> **Figure dataset records**
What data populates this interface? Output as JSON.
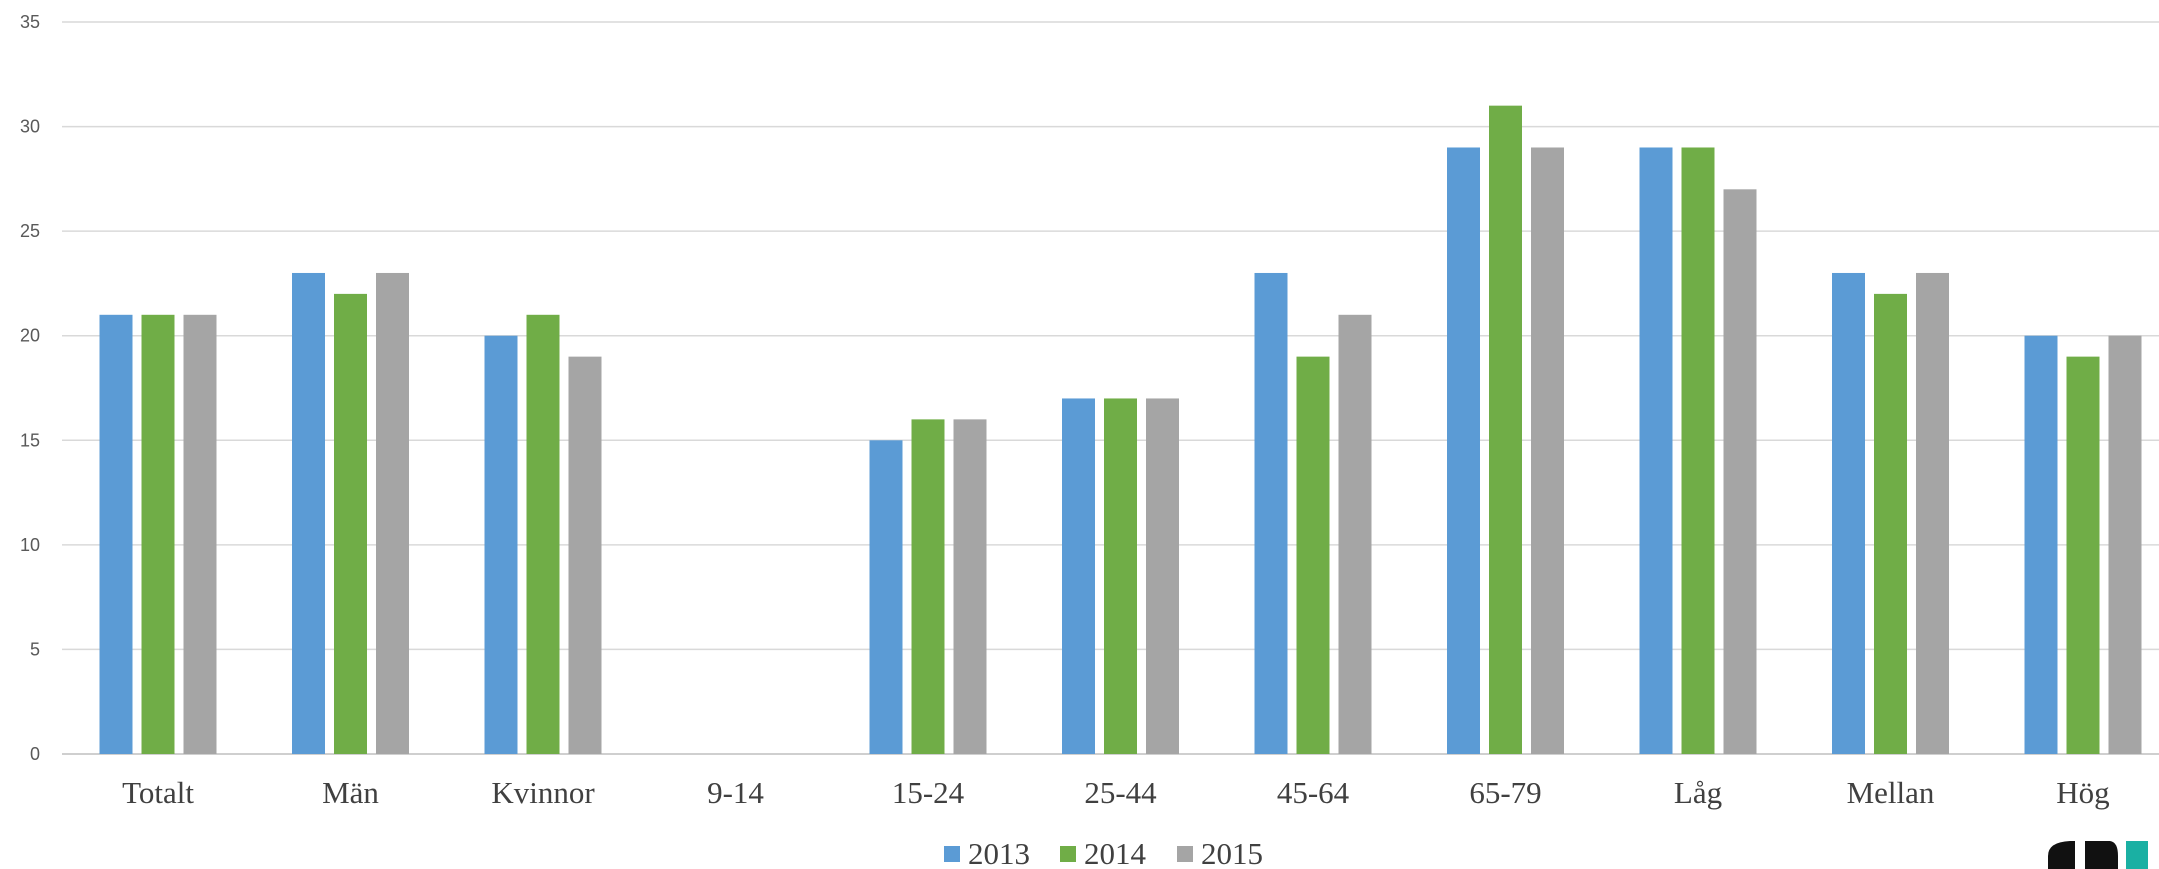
{
  "chart_data": {
    "type": "bar",
    "categories": [
      "Totalt",
      "Män",
      "Kvinnor",
      "9-14",
      "15-24",
      "25-44",
      "45-64",
      "65-79",
      "Låg",
      "Mellan",
      "Hög"
    ],
    "series": [
      {
        "name": "2013",
        "color": "#5b9bd5",
        "values": [
          21,
          23,
          20,
          null,
          15,
          17,
          23,
          29,
          29,
          23,
          20
        ]
      },
      {
        "name": "2014",
        "color": "#70ad47",
        "values": [
          21,
          22,
          21,
          null,
          16,
          17,
          19,
          31,
          29,
          22,
          19
        ]
      },
      {
        "name": "2015",
        "color": "#a5a5a5",
        "values": [
          21,
          23,
          19,
          null,
          16,
          17,
          21,
          29,
          27,
          23,
          20
        ]
      }
    ],
    "yticks": [
      "0",
      "5",
      "10",
      "15",
      "20",
      "25",
      "30",
      "35"
    ],
    "ylim": [
      0,
      35
    ],
    "grid": true,
    "legend_position": "bottom-center"
  },
  "logo": {
    "icon": "publisher-logo-icon"
  }
}
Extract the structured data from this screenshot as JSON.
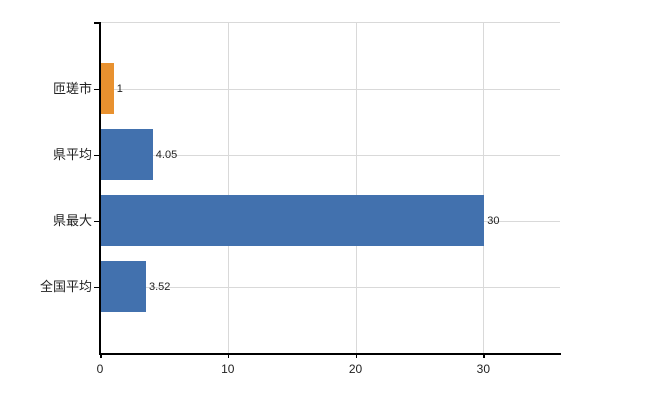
{
  "chart_data": {
    "type": "bar",
    "orientation": "horizontal",
    "title": "",
    "xlabel": "",
    "ylabel": "",
    "categories": [
      "匝瑳市",
      "県平均",
      "県最大",
      "全国平均"
    ],
    "values": [
      1,
      4.05,
      30,
      3.52
    ],
    "value_labels": [
      "1",
      "4.05",
      "30",
      "3.52"
    ],
    "bar_colors": [
      "#e8912f",
      "#4271ae",
      "#4271ae",
      "#4271ae"
    ],
    "xticks": [
      0,
      10,
      20,
      30
    ],
    "xlim": [
      0,
      36
    ],
    "grid": true,
    "legend": "none",
    "colors": {
      "highlight": "#e8912f",
      "default": "#4271ae",
      "grid": "#d9d9d9",
      "axis": "#000000",
      "text": "#222222"
    }
  }
}
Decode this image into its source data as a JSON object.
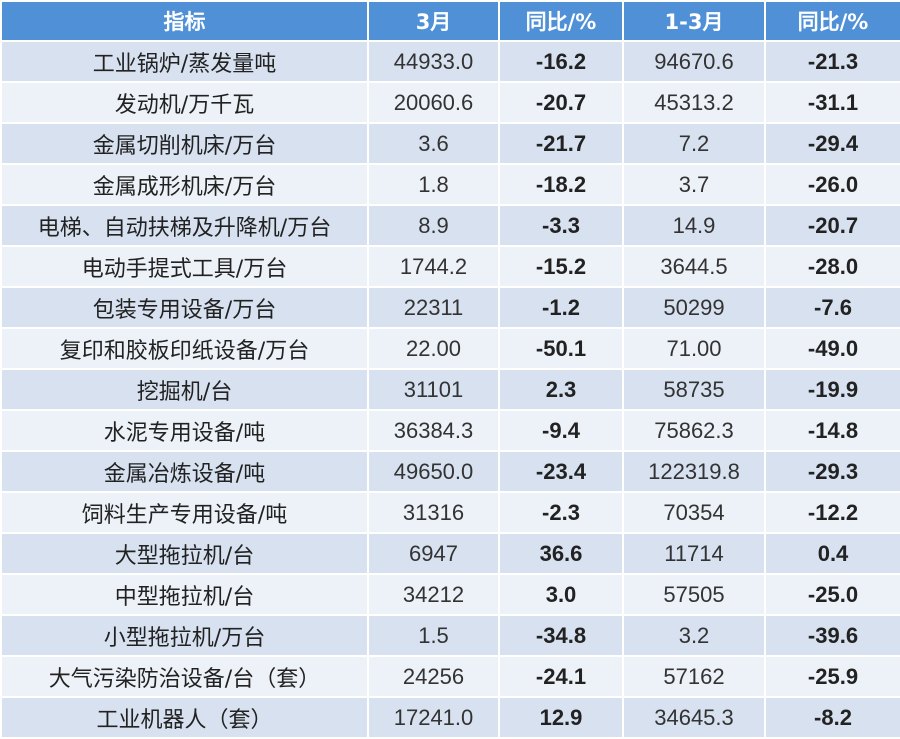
{
  "columns": [
    "指标",
    "3月",
    "同比/%",
    "1-3月",
    "同比/%"
  ],
  "colors": {
    "header_bg": "#4f90d6",
    "row_odd": "#d7e1f0",
    "row_even": "#edf1f8",
    "negative": "#22a84a",
    "positive": "#e8141a"
  },
  "rows": [
    {
      "indicator": "工业锅炉/蒸发量吨",
      "march": "44933.0",
      "march_yoy": "-16.2",
      "q1": "94670.6",
      "q1_yoy": "-21.3"
    },
    {
      "indicator": "发动机/万千瓦",
      "march": "20060.6",
      "march_yoy": "-20.7",
      "q1": "45313.2",
      "q1_yoy": "-31.1"
    },
    {
      "indicator": "金属切削机床/万台",
      "march": "3.6",
      "march_yoy": "-21.7",
      "q1": "7.2",
      "q1_yoy": "-29.4"
    },
    {
      "indicator": "金属成形机床/万台",
      "march": "1.8",
      "march_yoy": "-18.2",
      "q1": "3.7",
      "q1_yoy": "-26.0"
    },
    {
      "indicator": "电梯、自动扶梯及升降机/万台",
      "march": "8.9",
      "march_yoy": "-3.3",
      "q1": "14.9",
      "q1_yoy": "-20.7"
    },
    {
      "indicator": "电动手提式工具/万台",
      "march": "1744.2",
      "march_yoy": "-15.2",
      "q1": "3644.5",
      "q1_yoy": "-28.0"
    },
    {
      "indicator": "包装专用设备/万台",
      "march": "22311",
      "march_yoy": "-1.2",
      "q1": "50299",
      "q1_yoy": "-7.6"
    },
    {
      "indicator": "复印和胶板印纸设备/万台",
      "march": "22.00",
      "march_yoy": "-50.1",
      "q1": "71.00",
      "q1_yoy": "-49.0"
    },
    {
      "indicator": "挖掘机/台",
      "march": "31101",
      "march_yoy": "2.3",
      "q1": "58735",
      "q1_yoy": "-19.9"
    },
    {
      "indicator": "水泥专用设备/吨",
      "march": "36384.3",
      "march_yoy": "-9.4",
      "q1": "75862.3",
      "q1_yoy": "-14.8"
    },
    {
      "indicator": "金属冶炼设备/吨",
      "march": "49650.0",
      "march_yoy": "-23.4",
      "q1": "122319.8",
      "q1_yoy": "-29.3"
    },
    {
      "indicator": "饲料生产专用设备/吨",
      "march": "31316",
      "march_yoy": "-2.3",
      "q1": "70354",
      "q1_yoy": "-12.2"
    },
    {
      "indicator": "大型拖拉机/台",
      "march": "6947",
      "march_yoy": "36.6",
      "q1": "11714",
      "q1_yoy": "0.4"
    },
    {
      "indicator": "中型拖拉机/台",
      "march": "34212",
      "march_yoy": "3.0",
      "q1": "57505",
      "q1_yoy": "-25.0"
    },
    {
      "indicator": "小型拖拉机/万台",
      "march": "1.5",
      "march_yoy": "-34.8",
      "q1": "3.2",
      "q1_yoy": "-39.6"
    },
    {
      "indicator": "大气污染防治设备/台（套）",
      "march": "24256",
      "march_yoy": "-24.1",
      "q1": "57162",
      "q1_yoy": "-25.9"
    },
    {
      "indicator": "工业机器人（套）",
      "march": "17241.0",
      "march_yoy": "12.9",
      "q1": "34645.3",
      "q1_yoy": "-8.2"
    }
  ]
}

> **TASK DETAILS**
Extract all the data above exactly, excluding every picture.

> **ANSWER BELOW**
What data populates this interface? Output as JSON.
{
  "chart_data": {
    "type": "bar",
    "categories": [
      "Totalt",
      "Män",
      "Kvinnor",
      "9-14",
      "15-24",
      "25-44",
      "45-64",
      "65-79",
      "Låg",
      "Mellan",
      "Hög"
    ],
    "series": [
      {
        "name": "2013",
        "color": "#5b9bd5",
        "values": [
          21,
          23,
          20,
          null,
          15,
          17,
          23,
          29,
          29,
          23,
          20
        ]
      },
      {
        "name": "2014",
        "color": "#70ad47",
        "values": [
          21,
          22,
          21,
          null,
          16,
          17,
          19,
          31,
          29,
          22,
          19
        ]
      },
      {
        "name": "2015",
        "color": "#a5a5a5",
        "values": [
          21,
          23,
          19,
          null,
          16,
          17,
          21,
          29,
          27,
          23,
          20
        ]
      }
    ],
    "yticks": [
      "0",
      "5",
      "10",
      "15",
      "20",
      "25",
      "30",
      "35"
    ],
    "ylim": [
      0,
      35
    ],
    "grid": true,
    "legend_position": "bottom-center"
  },
  "logo": {
    "icon": "publisher-logo-icon"
  }
}
Extract the structured data from this screenshot as JSON.
{
  "chart_data": {
    "type": "bar",
    "orientation": "horizontal",
    "title": "",
    "xlabel": "",
    "ylabel": "",
    "categories": [
      "匝瑳市",
      "県平均",
      "県最大",
      "全国平均"
    ],
    "values": [
      1,
      4.05,
      30,
      3.52
    ],
    "value_labels": [
      "1",
      "4.05",
      "30",
      "3.52"
    ],
    "bar_colors": [
      "#e8912f",
      "#4271ae",
      "#4271ae",
      "#4271ae"
    ],
    "xticks": [
      0,
      10,
      20,
      30
    ],
    "xlim": [
      0,
      36
    ],
    "grid": true,
    "legend": "none",
    "colors": {
      "highlight": "#e8912f",
      "default": "#4271ae",
      "grid": "#d9d9d9",
      "axis": "#000000",
      "text": "#222222"
    }
  }
}
Decode this image into its source data as a JSON object.
{
  "columns": [
    "指标",
    "3月",
    "同比/%",
    "1-3月",
    "同比/%"
  ],
  "colors": {
    "header_bg": "#4f90d6",
    "row_odd": "#d7e1f0",
    "row_even": "#edf1f8",
    "negative": "#22a84a",
    "positive": "#e8141a"
  },
  "rows": [
    {
      "indicator": "工业锅炉/蒸发量吨",
      "march": "44933.0",
      "march_yoy": "-16.2",
      "q1": "94670.6",
      "q1_yoy": "-21.3"
    },
    {
      "indicator": "发动机/万千瓦",
      "march": "20060.6",
      "march_yoy": "-20.7",
      "q1": "45313.2",
      "q1_yoy": "-31.1"
    },
    {
      "indicator": "金属切削机床/万台",
      "march": "3.6",
      "march_yoy": "-21.7",
      "q1": "7.2",
      "q1_yoy": "-29.4"
    },
    {
      "indicator": "金属成形机床/万台",
      "march": "1.8",
      "march_yoy": "-18.2",
      "q1": "3.7",
      "q1_yoy": "-26.0"
    },
    {
      "indicator": "电梯、自动扶梯及升降机/万台",
      "march": "8.9",
      "march_yoy": "-3.3",
      "q1": "14.9",
      "q1_yoy": "-20.7"
    },
    {
      "indicator": "电动手提式工具/万台",
      "march": "1744.2",
      "march_yoy": "-15.2",
      "q1": "3644.5",
      "q1_yoy": "-28.0"
    },
    {
      "indicator": "包装专用设备/万台",
      "march": "22311",
      "march_yoy": "-1.2",
      "q1": "50299",
      "q1_yoy": "-7.6"
    },
    {
      "indicator": "复印和胶板印纸设备/万台",
      "march": "22.00",
      "march_yoy": "-50.1",
      "q1": "71.00",
      "q1_yoy": "-49.0"
    },
    {
      "indicator": "挖掘机/台",
      "march": "31101",
      "march_yoy": "2.3",
      "q1": "58735",
      "q1_yoy": "-19.9"
    },
    {
      "indicator": "水泥专用设备/吨",
      "march": "36384.3",
      "march_yoy": "-9.4",
      "q1": "75862.3",
      "q1_yoy": "-14.8"
    },
    {
      "indicator": "金属冶炼设备/吨",
      "march": "49650.0",
      "march_yoy": "-23.4",
      "q1": "122319.8",
      "q1_yoy": "-29.3"
    },
    {
      "indicator": "饲料生产专用设备/吨",
      "march": "31316",
      "march_yoy": "-2.3",
      "q1": "70354",
      "q1_yoy": "-12.2"
    },
    {
      "indicator": "大型拖拉机/台",
      "march": "6947",
      "march_yoy": "36.6",
      "q1": "11714",
      "q1_yoy": "0.4"
    },
    {
      "indicator": "中型拖拉机/台",
      "march": "34212",
      "march_yoy": "3.0",
      "q1": "57505",
      "q1_yoy": "-25.0"
    },
    {
      "indicator": "小型拖拉机/万台",
      "march": "1.5",
      "march_yoy": "-34.8",
      "q1": "3.2",
      "q1_yoy": "-39.6"
    },
    {
      "indicator": "大气污染防治设备/台（套）",
      "march": "24256",
      "march_yoy": "-24.1",
      "q1": "57162",
      "q1_yoy": "-25.9"
    },
    {
      "indicator": "工业机器人（套）",
      "march": "17241.0",
      "march_yoy": "12.9",
      "q1": "34645.3",
      "q1_yoy": "-8.2"
    }
  ]
}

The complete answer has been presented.